[Collected data]:

════════════════════

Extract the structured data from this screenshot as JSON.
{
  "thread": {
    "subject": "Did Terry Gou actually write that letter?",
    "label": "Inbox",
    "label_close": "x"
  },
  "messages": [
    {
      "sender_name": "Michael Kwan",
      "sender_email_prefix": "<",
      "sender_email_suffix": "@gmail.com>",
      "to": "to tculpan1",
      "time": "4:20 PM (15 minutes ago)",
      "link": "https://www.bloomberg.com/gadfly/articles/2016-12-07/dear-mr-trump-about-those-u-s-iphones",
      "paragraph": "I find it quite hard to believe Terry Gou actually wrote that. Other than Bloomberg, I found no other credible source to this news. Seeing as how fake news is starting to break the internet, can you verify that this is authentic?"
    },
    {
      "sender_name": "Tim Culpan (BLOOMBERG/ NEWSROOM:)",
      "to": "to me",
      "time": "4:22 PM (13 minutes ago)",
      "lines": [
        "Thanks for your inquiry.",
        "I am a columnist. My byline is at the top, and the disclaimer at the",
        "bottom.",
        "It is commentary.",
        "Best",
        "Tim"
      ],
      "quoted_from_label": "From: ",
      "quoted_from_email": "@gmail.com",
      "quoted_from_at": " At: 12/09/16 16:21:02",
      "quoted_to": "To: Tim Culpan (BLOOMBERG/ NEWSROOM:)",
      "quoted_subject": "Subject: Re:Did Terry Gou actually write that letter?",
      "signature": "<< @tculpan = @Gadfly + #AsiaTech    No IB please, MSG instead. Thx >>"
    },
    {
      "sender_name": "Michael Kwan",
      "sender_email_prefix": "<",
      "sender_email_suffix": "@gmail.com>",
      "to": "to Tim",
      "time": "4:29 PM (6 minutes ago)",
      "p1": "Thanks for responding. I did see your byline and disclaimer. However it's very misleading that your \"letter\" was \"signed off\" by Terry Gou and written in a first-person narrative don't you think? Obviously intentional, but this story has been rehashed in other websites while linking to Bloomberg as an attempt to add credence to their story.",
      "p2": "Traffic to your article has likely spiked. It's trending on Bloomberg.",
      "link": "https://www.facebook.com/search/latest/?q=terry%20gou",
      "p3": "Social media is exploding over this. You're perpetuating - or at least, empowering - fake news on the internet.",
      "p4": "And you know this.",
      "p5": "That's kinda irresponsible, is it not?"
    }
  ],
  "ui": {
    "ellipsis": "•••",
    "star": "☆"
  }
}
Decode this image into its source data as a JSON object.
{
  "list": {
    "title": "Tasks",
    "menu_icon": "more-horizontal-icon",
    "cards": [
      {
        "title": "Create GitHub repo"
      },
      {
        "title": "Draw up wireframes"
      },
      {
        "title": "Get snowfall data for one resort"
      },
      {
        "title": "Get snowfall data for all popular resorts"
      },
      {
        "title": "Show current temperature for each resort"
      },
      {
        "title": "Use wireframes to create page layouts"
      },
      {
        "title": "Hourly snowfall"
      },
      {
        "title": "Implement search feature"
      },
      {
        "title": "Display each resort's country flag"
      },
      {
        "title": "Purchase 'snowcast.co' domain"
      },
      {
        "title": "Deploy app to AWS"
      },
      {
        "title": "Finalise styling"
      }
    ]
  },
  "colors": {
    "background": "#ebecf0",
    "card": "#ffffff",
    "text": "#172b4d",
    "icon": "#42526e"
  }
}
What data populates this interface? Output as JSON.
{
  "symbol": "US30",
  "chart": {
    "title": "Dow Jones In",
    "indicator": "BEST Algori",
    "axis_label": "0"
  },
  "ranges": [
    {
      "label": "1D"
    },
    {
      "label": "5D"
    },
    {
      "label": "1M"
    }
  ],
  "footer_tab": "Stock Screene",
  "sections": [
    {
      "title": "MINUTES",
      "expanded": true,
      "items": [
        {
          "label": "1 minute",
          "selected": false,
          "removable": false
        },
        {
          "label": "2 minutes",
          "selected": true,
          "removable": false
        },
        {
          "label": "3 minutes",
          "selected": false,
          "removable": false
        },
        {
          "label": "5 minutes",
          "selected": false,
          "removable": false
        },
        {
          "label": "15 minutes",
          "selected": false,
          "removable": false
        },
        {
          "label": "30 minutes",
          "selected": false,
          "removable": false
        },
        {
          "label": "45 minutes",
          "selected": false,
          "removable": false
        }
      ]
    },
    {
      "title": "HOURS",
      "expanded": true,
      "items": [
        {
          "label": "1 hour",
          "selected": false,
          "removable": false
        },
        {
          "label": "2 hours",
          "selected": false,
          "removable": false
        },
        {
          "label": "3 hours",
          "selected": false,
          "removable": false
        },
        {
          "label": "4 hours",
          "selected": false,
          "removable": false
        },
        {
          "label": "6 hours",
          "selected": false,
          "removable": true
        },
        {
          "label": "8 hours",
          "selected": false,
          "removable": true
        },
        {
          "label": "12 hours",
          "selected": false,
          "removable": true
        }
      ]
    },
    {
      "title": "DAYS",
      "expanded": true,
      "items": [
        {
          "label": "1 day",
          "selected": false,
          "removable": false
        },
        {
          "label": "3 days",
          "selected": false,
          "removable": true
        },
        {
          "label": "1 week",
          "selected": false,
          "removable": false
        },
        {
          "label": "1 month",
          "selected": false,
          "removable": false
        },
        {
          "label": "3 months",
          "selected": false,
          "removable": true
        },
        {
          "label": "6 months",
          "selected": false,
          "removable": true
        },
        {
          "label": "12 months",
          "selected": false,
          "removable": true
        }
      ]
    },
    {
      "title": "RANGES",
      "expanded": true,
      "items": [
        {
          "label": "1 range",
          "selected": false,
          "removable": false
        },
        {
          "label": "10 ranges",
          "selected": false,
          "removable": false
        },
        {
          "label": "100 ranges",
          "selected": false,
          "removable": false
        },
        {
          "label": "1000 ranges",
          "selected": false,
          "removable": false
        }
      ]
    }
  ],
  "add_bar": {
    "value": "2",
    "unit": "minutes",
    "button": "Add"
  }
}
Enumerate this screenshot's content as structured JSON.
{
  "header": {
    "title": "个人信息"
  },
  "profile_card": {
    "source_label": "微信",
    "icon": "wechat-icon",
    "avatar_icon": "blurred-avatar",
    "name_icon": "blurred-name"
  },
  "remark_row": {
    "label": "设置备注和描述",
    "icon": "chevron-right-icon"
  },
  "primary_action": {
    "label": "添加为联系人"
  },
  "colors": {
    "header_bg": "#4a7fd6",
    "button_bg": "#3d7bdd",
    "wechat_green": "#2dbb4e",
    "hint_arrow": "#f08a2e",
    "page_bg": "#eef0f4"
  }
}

════════════════════

[WRITTEN PROBLEM]:
Retype all of the material above with every character intact.

[EXPECTED OUTPUT]:
Extract the structured data from this screenshot as JSON.
{
  "thread": {
    "subject": "Did Terry Gou actually write that letter?",
    "label": "Inbox",
    "label_close": "x"
  },
  "messages": [
    {
      "sender_name": "Michael Kwan",
      "sender_email_prefix": "<",
      "sender_email_suffix": "@gmail.com>",
      "to": "to tculpan1",
      "time": "4:20 PM (15 minutes ago)",
      "link": "https://www.bloomberg.com/gadfly/articles/2016-12-07/dear-mr-trump-about-those-u-s-iphones",
      "paragraph": "I find it quite hard to believe Terry Gou actually wrote that. Other than Bloomberg, I found no other credible source to this news. Seeing as how fake news is starting to break the internet, can you verify that this is authentic?"
    },
    {
      "sender_name": "Tim Culpan (BLOOMBERG/ NEWSROOM:)",
      "to": "to me",
      "time": "4:22 PM (13 minutes ago)",
      "lines": [
        "Thanks for your inquiry.",
        "I am a columnist. My byline is at the top, and the disclaimer at the",
        "bottom.",
        "It is commentary.",
        "Best",
        "Tim"
      ],
      "quoted_from_label": "From: ",
      "quoted_from_email": "@gmail.com",
      "quoted_from_at": " At: 12/09/16 16:21:02",
      "quoted_to": "To: Tim Culpan (BLOOMBERG/ NEWSROOM:)",
      "quoted_subject": "Subject: Re:Did Terry Gou actually write that letter?",
      "signature": "<< @tculpan = @Gadfly + #AsiaTech    No IB please, MSG instead. Thx >>"
    },
    {
      "sender_name": "Michael Kwan",
      "sender_email_prefix": "<",
      "sender_email_suffix": "@gmail.com>",
      "to": "to Tim",
      "time": "4:29 PM (6 minutes ago)",
      "p1": "Thanks for responding. I did see your byline and disclaimer. However it's very misleading that your \"letter\" was \"signed off\" by Terry Gou and written in a first-person narrative don't you think? Obviously intentional, but this story has been rehashed in other websites while linking to Bloomberg as an attempt to add credence to their story.",
      "p2": "Traffic to your article has likely spiked. It's trending on Bloomberg.",
      "link": "https://www.facebook.com/search/latest/?q=terry%20gou",
      "p3": "Social media is exploding over this. You're perpetuating - or at least, empowering - fake news on the internet.",
      "p4": "And you know this.",
      "p5": "That's kinda irresponsible, is it not?"
    }
  ],
  "ui": {
    "ellipsis": "•••",
    "star": "☆"
  }
}
Decode this image into its source data as a JSON object.
{
  "list": {
    "title": "Tasks",
    "menu_icon": "more-horizontal-icon",
    "cards": [
      {
        "title": "Create GitHub repo"
      },
      {
        "title": "Draw up wireframes"
      },
      {
        "title": "Get snowfall data for one resort"
      },
      {
        "title": "Get snowfall data for all popular resorts"
      },
      {
        "title": "Show current temperature for each resort"
      },
      {
        "title": "Use wireframes to create page layouts"
      },
      {
        "title": "Hourly snowfall"
      },
      {
        "title": "Implement search feature"
      },
      {
        "title": "Display each resort's country flag"
      },
      {
        "title": "Purchase 'snowcast.co' domain"
      },
      {
        "title": "Deploy app to AWS"
      },
      {
        "title": "Finalise styling"
      }
    ]
  },
  "colors": {
    "background": "#ebecf0",
    "card": "#ffffff",
    "text": "#172b4d",
    "icon": "#42526e"
  }
}
What data populates this interface? Output as JSON.
{
  "symbol": "US30",
  "chart": {
    "title": "Dow Jones In",
    "indicator": "BEST Algori",
    "axis_label": "0"
  },
  "ranges": [
    {
      "label": "1D"
    },
    {
      "label": "5D"
    },
    {
      "label": "1M"
    }
  ],
  "footer_tab": "Stock Screene",
  "sections": [
    {
      "title": "MINUTES",
      "expanded": true,
      "items": [
        {
          "label": "1 minute",
          "selected": false,
          "removable": false
        },
        {
          "label": "2 minutes",
          "selected": true,
          "removable": false
        },
        {
          "label": "3 minutes",
          "selected": false,
          "removable": false
        },
        {
          "label": "5 minutes",
          "selected": false,
          "removable": false
        },
        {
          "label": "15 minutes",
          "selected": false,
          "removable": false
        },
        {
          "label": "30 minutes",
          "selected": false,
          "removable": false
        },
        {
          "label": "45 minutes",
          "selected": false,
          "removable": false
        }
      ]
    },
    {
      "title": "HOURS",
      "expanded": true,
      "items": [
        {
          "label": "1 hour",
          "selected": false,
          "removable": false
        },
        {
          "label": "2 hours",
          "selected": false,
          "removable": false
        },
        {
          "label": "3 hours",
          "selected": false,
          "removable": false
        },
        {
          "label": "4 hours",
          "selected": false,
          "removable": false
        },
        {
          "label": "6 hours",
          "selected": false,
          "removable": true
        },
        {
          "label": "8 hours",
          "selected": false,
          "removable": true
        },
        {
          "label": "12 hours",
          "selected": false,
          "removable": true
        }
      ]
    },
    {
      "title": "DAYS",
      "expanded": true,
      "items": [
        {
          "label": "1 day",
          "selected": false,
          "removable": false
        },
        {
          "label": "3 days",
          "selected": false,
          "removable": true
        },
        {
          "label": "1 week",
          "selected": false,
          "removable": false
        },
        {
          "label": "1 month",
          "selected": false,
          "removable": false
        },
        {
          "label": "3 months",
          "selected": false,
          "removable": true
        },
        {
          "label": "6 months",
          "selected": false,
          "removable": true
        },
        {
          "label": "12 months",
          "selected": false,
          "removable": true
        }
      ]
    },
    {
      "title": "RANGES",
      "expanded": true,
      "items": [
        {
          "label": "1 range",
          "selected": false,
          "removable": false
        },
        {
          "label": "10 ranges",
          "selected": false,
          "removable": false
        },
        {
          "label": "100 ranges",
          "selected": false,
          "removable": false
        },
        {
          "label": "1000 ranges",
          "selected": false,
          "removable": false
        }
      ]
    }
  ],
  "add_bar": {
    "value": "2",
    "unit": "minutes",
    "button": "Add"
  }
}
Enumerate this screenshot's content as structured JSON.
{
  "header": {
    "title": "个人信息"
  },
  "profile_card": {
    "source_label": "微信",
    "icon": "wechat-icon",
    "avatar_icon": "blurred-avatar",
    "name_icon": "blurred-name"
  },
  "remark_row": {
    "label": "设置备注和描述",
    "icon": "chevron-right-icon"
  },
  "primary_action": {
    "label": "添加为联系人"
  },
  "colors": {
    "header_bg": "#4a7fd6",
    "button_bg": "#3d7bdd",
    "wechat_green": "#2dbb4e",
    "hint_arrow": "#f08a2e",
    "page_bg": "#eef0f4"
  }
}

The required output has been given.